• [THE PROBLEM] Write every entry out again exactly, please, and skip the pictures.

## START TASK INPUT

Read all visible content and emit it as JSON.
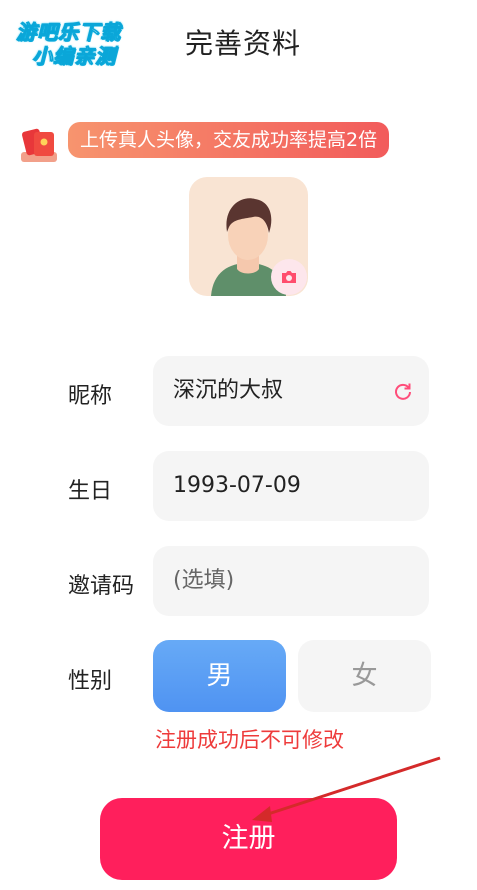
{
  "watermark": {
    "line1": "游吧乐下载",
    "line2": "小编亲测"
  },
  "header": {
    "title": "完善资料"
  },
  "tip": {
    "text": "上传真人头像，交友成功率提高2倍"
  },
  "form": {
    "nickname": {
      "label": "昵称",
      "value": "深沉的大叔"
    },
    "birthday": {
      "label": "生日",
      "value": "1993-07-09"
    },
    "invite": {
      "label": "邀请码",
      "placeholder": "(选填)"
    },
    "gender": {
      "label": "性别",
      "male": "男",
      "female": "女",
      "notice": "注册成功后不可修改"
    }
  },
  "submit": {
    "label": "注册"
  },
  "colors": {
    "accent": "#ff1f5c",
    "male_selected": "#5a9ef4",
    "notice": "#ee3b3b"
  }
}
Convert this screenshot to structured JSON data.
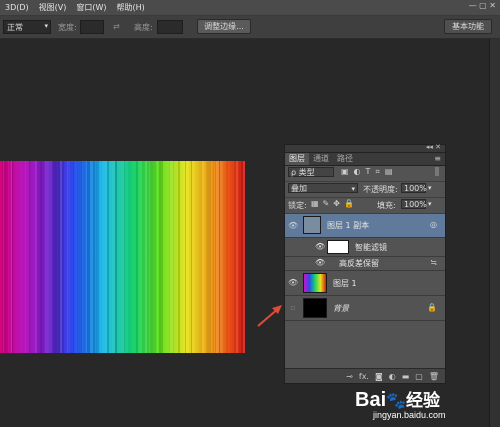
{
  "menubar": {
    "items": [
      "3D(D)",
      "视图(V)",
      "窗口(W)",
      "帮助(H)"
    ],
    "window_controls": "— ▢ ✕"
  },
  "options": {
    "mode": "正常",
    "width_label": "宽度:",
    "height_label": "高度:",
    "refine_button": "调整边缘...",
    "workspace": "基本功能"
  },
  "panel": {
    "tabs": [
      "图层",
      "通道",
      "路径"
    ],
    "filter_type": "ρ 类型",
    "blend_mode": "叠加",
    "opacity_label": "不透明度:",
    "opacity_value": "100%",
    "lock_label": "锁定:",
    "fill_label": "填充:",
    "fill_value": "100%",
    "layers": [
      {
        "name": "图层 1 副本",
        "selected": true
      },
      {
        "name": "智能滤镜"
      },
      {
        "name": "高反差保留"
      },
      {
        "name": "图层 1"
      },
      {
        "name": "背景"
      }
    ],
    "footer_icons": [
      "link-icon",
      "fx-icon",
      "mask-icon",
      "adjustment-icon",
      "group-icon",
      "new-layer-icon",
      "trash-icon"
    ],
    "footer_fx": "fx."
  },
  "watermark": {
    "brand": "Bai",
    "paw": "🐾",
    "brand2": "经验",
    "url": "jingyan.baidu.com"
  },
  "colors": {
    "accent_arrow": "#e04a3a",
    "selected_layer": "#5f7a9a"
  }
}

## END TASK INPUT

• [CORRECT OUTPUT]
Read all visible content and emit it as JSON.
{
  "watermark": {
    "line1": "游吧乐下载",
    "line2": "小编亲测"
  },
  "header": {
    "title": "完善资料"
  },
  "tip": {
    "text": "上传真人头像，交友成功率提高2倍"
  },
  "form": {
    "nickname": {
      "label": "昵称",
      "value": "深沉的大叔"
    },
    "birthday": {
      "label": "生日",
      "value": "1993-07-09"
    },
    "invite": {
      "label": "邀请码",
      "placeholder": "(选填)"
    },
    "gender": {
      "label": "性别",
      "male": "男",
      "female": "女",
      "notice": "注册成功后不可修改"
    }
  },
  "submit": {
    "label": "注册"
  },
  "colors": {
    "accent": "#ff1f5c",
    "male_selected": "#5a9ef4",
    "notice": "#ee3b3b"
  }
}
Convert this screenshot to structured JSON data.
{
  "menubar": {
    "items": [
      "3D(D)",
      "视图(V)",
      "窗口(W)",
      "帮助(H)"
    ],
    "window_controls": "— ▢ ✕"
  },
  "options": {
    "mode": "正常",
    "width_label": "宽度:",
    "height_label": "高度:",
    "refine_button": "调整边缘...",
    "workspace": "基本功能"
  },
  "panel": {
    "tabs": [
      "图层",
      "通道",
      "路径"
    ],
    "filter_type": "ρ 类型",
    "blend_mode": "叠加",
    "opacity_label": "不透明度:",
    "opacity_value": "100%",
    "lock_label": "锁定:",
    "fill_label": "填充:",
    "fill_value": "100%",
    "layers": [
      {
        "name": "图层 1 副本",
        "selected": true
      },
      {
        "name": "智能滤镜"
      },
      {
        "name": "高反差保留"
      },
      {
        "name": "图层 1"
      },
      {
        "name": "背景"
      }
    ],
    "footer_icons": [
      "link-icon",
      "fx-icon",
      "mask-icon",
      "adjustment-icon",
      "group-icon",
      "new-layer-icon",
      "trash-icon"
    ],
    "footer_fx": "fx."
  },
  "watermark": {
    "brand": "Bai",
    "paw": "🐾",
    "brand2": "经验",
    "url": "jingyan.baidu.com"
  },
  "colors": {
    "accent_arrow": "#e04a3a",
    "selected_layer": "#5f7a9a"
  }
}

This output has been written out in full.